Goal
Return all lines from the listing below in which the string "this" occurs.

Rows
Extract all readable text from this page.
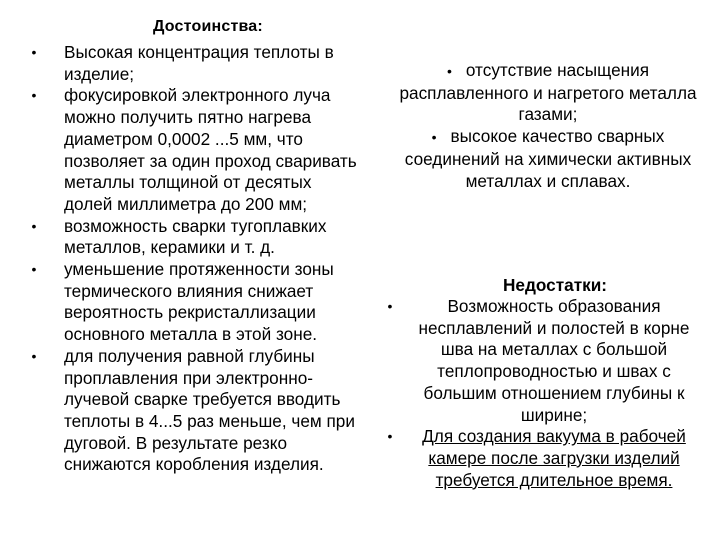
Достоинства:
•	Высокая концентрация теплоты в изделие;
•	фокусировкой электронного луча можно получить пятно нагрева диаметром 0,0002 ...5 мм, что позволяет за один проход сваривать металлы толщиной от десятых долей миллиметра до 200 мм;
•	возможность сварки тугоплавких металлов, керамики и т. д.
•	уменьшение протяженности зоны термического влияния снижает вероятность рекристаллизации основного металла в этой зоне.
•	для получения равной глубины проплавления при электронно-лучевой сварке требуется вводить теплоты в 4...5 раз меньше, чем при дуговой. В результате резко снижаются коробления изделия.

• отсутствие насыщения расплавленного и нагретого металла газами;

• высокое качество сварных соединений на химически активных металлах и сплавах.

Недостатки:
•	Возможность образования несплавлений и полостей в корне шва на металлах с большой теплопроводностью и швах с большим отношением глубины к ширине;
•	Для создания вакуума в рабочей камере после загрузки изделий требуется длительное время.
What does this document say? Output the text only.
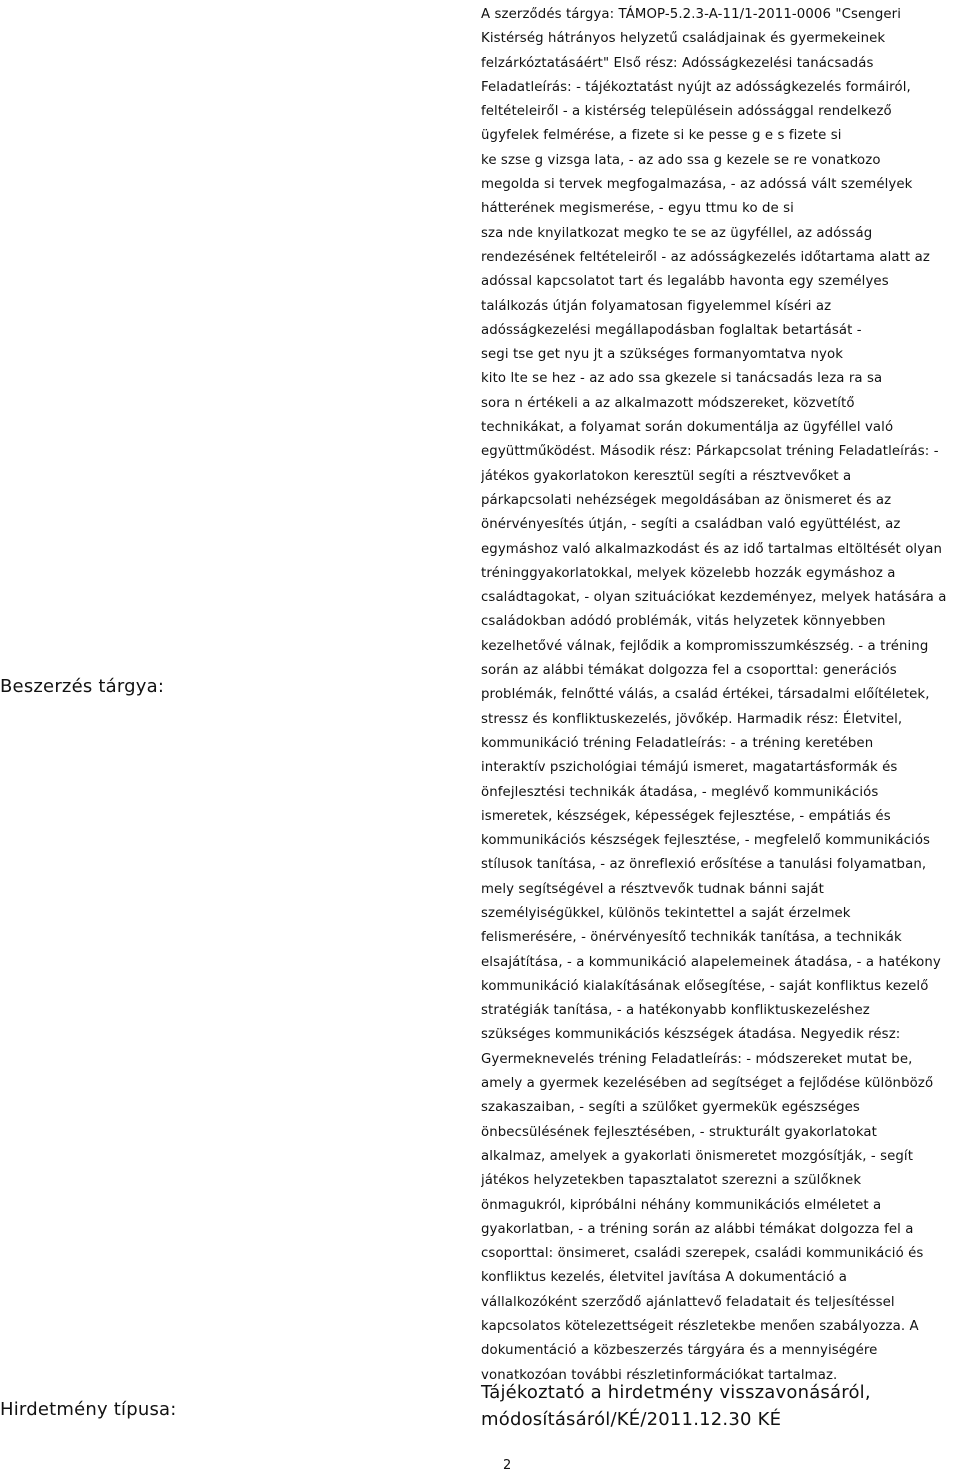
Beszerzés tárgya:
Hirdetmény típusa:
A szerződés tárgya: TÁMOP-5.2.3-A-11/1-2011-0006 "Csengeri
Kistérség hátrányos helyzetű családjainak és gyermekeinek
felzárkóztatásáért" Első rész: Adósságkezelési tanácsadás
Feladatleírás: - tájékoztatást nyújt az adósságkezelés formáiról,
feltételeiről - a kistérség településein adóssággal rendelkező
ügyfelek felmérése, a fizete si ke pesse g e s fizete si
ke szse g vizsga lata, - az ado ssa g kezele se re vonatkozo
megolda si tervek megfogalmazása, - az adóssá vált személyek
hátterének megismerése, - egyu ttmu ko de si
sza nde knyilatkozat megko te se az ügyféllel, az adósság
rendezésének feltételeiről - az adósságkezelés időtartama alatt az
adóssal kapcsolatot tart és legalább havonta egy személyes
találkozás útján folyamatosan figyelemmel kíséri az
adósságkezelési megállapodásban foglaltak betartását -
segi tse get nyu jt a szükséges formanyomtatva nyok
kito lte se hez - az ado ssa gkezele si tanácsadás leza ra sa
sora n értékeli a az alkalmazott módszereket, közvetítő
technikákat, a folyamat során dokumentálja az ügyféllel való
együttműködést. Második rész: Párkapcsolat tréning Feladatleírás: -
játékos gyakorlatokon keresztül segíti a résztvevőket a
párkapcsolati nehézségek megoldásában az önismeret és az
önérvényesítés útján, - segíti a családban való együttélést, az
egymáshoz való alkalmazkodást és az idő tartalmas eltöltését olyan
tréninggyakorlatokkal, melyek közelebb hozzák egymáshoz a
családtagokat, - olyan szituációkat kezdeményez, melyek hatására a
családokban adódó problémák, vitás helyzetek könnyebben
kezelhetővé válnak, fejlődik a kompromisszumkészség. - a tréning
során az alábbi témákat dolgozza fel a csoporttal: generációs
problémák, felnőtté válás, a család értékei, társadalmi előítéletek,
stressz és konfliktuskezelés, jövőkép. Harmadik rész: Életvitel,
kommunikáció tréning Feladatleírás: - a tréning keretében
interaktív pszichológiai témájú ismeret, magatartásformák és
önfejlesztési technikák átadása, - meglévő kommunikációs
ismeretek, készségek, képességek fejlesztése, - empátiás és
kommunikációs készségek fejlesztése, - megfelelő kommunikációs
stílusok tanítása, - az önreflexió erősítése a tanulási folyamatban,
mely segítségével a résztvevők tudnak bánni saját
személyiségükkel, különös tekintettel a saját érzelmek
felismerésére, - önérvényesítő technikák tanítása, a technikák
elsajátítása, - a kommunikáció alapelemeinek átadása, - a hatékony
kommunikáció kialakításának elősegítése, - saját konfliktus kezelő
stratégiák tanítása, - a hatékonyabb konfliktuskezeléshez
szükséges kommunikációs készségek átadása. Negyedik rész:
Gyermeknevelés tréning Feladatleírás: - módszereket mutat be,
amely a gyermek kezelésében ad segítséget a fejlődése különböző
szakaszaiban, - segíti a szülőket gyermekük egészséges
önbecsülésének fejlesztésében, - strukturált gyakorlatokat
alkalmaz, amelyek a gyakorlati önismeretet mozgósítják, - segít
játékos helyzetekben tapasztalatot szerezni a szülőknek
önmagukról, kipróbálni néhány kommunikációs elméletet a
gyakorlatban, - a tréning során az alábbi témákat dolgozza fel a
csoporttal: önsimeret, családi szerepek, családi kommunikáció és
konfliktus kezelés, életvitel javítása A dokumentáció a
vállalkozóként szerződő ajánlattevő feladatait és teljesítéssel
kapcsolatos kötelezettségeit részletekbe menően szabályozza. A
dokumentáció a közbeszerzés tárgyára és a mennyiségére
vonatkozóan további részletinformációkat tartalmaz.
Tájékoztató a hirdetmény visszavonásáról,
módosításáról/KÉ/2011.12.30 KÉ
2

Task solution
Extract all readable text from this page.
What does this document say? Output the text only.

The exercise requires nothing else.